Exercise goal >> Among the lines listed below, count those that include the string "this", and state only the count.

Information shown >>

---------------

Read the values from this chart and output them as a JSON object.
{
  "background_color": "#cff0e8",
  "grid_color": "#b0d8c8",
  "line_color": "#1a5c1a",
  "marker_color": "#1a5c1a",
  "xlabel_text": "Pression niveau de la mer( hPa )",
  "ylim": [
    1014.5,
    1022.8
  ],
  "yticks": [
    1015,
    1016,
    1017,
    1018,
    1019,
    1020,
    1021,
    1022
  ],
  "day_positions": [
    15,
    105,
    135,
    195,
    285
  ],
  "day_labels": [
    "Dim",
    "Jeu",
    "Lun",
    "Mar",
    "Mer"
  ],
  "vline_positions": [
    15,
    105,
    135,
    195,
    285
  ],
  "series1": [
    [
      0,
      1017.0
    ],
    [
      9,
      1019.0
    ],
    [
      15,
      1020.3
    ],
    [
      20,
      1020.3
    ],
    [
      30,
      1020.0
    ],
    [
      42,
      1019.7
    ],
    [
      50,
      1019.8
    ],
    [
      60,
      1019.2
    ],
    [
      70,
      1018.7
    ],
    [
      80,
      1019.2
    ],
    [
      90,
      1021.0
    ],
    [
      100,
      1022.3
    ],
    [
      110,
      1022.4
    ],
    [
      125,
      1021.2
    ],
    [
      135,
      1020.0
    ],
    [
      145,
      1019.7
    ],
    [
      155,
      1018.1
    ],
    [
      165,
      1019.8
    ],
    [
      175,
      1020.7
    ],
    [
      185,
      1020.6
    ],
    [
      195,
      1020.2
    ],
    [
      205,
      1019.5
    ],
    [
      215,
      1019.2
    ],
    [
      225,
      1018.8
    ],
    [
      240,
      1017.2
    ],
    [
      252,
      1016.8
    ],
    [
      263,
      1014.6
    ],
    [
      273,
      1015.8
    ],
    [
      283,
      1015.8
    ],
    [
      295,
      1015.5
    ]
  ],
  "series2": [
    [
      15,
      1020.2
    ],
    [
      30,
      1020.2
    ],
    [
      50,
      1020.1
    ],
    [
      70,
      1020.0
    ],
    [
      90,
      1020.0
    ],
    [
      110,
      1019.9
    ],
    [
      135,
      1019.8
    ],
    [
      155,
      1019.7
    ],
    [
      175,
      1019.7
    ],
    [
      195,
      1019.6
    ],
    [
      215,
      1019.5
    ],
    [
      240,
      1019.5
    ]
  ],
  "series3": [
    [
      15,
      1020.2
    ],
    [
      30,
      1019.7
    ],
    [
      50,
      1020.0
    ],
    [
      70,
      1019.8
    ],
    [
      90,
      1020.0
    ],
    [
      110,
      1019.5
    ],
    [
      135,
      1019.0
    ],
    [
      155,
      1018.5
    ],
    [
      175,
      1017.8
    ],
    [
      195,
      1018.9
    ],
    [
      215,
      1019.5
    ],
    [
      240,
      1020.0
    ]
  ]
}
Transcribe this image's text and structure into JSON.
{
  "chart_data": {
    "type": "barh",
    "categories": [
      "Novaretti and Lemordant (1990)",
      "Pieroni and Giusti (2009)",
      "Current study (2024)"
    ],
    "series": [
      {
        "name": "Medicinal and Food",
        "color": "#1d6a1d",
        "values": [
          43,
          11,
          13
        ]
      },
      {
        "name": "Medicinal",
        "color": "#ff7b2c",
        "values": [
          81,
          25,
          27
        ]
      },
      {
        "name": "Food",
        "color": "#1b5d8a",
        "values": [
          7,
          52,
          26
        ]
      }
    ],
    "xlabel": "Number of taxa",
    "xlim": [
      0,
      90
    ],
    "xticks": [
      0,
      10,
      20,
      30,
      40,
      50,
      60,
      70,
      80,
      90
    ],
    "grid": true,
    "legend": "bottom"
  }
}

---------------

Written solution >> 2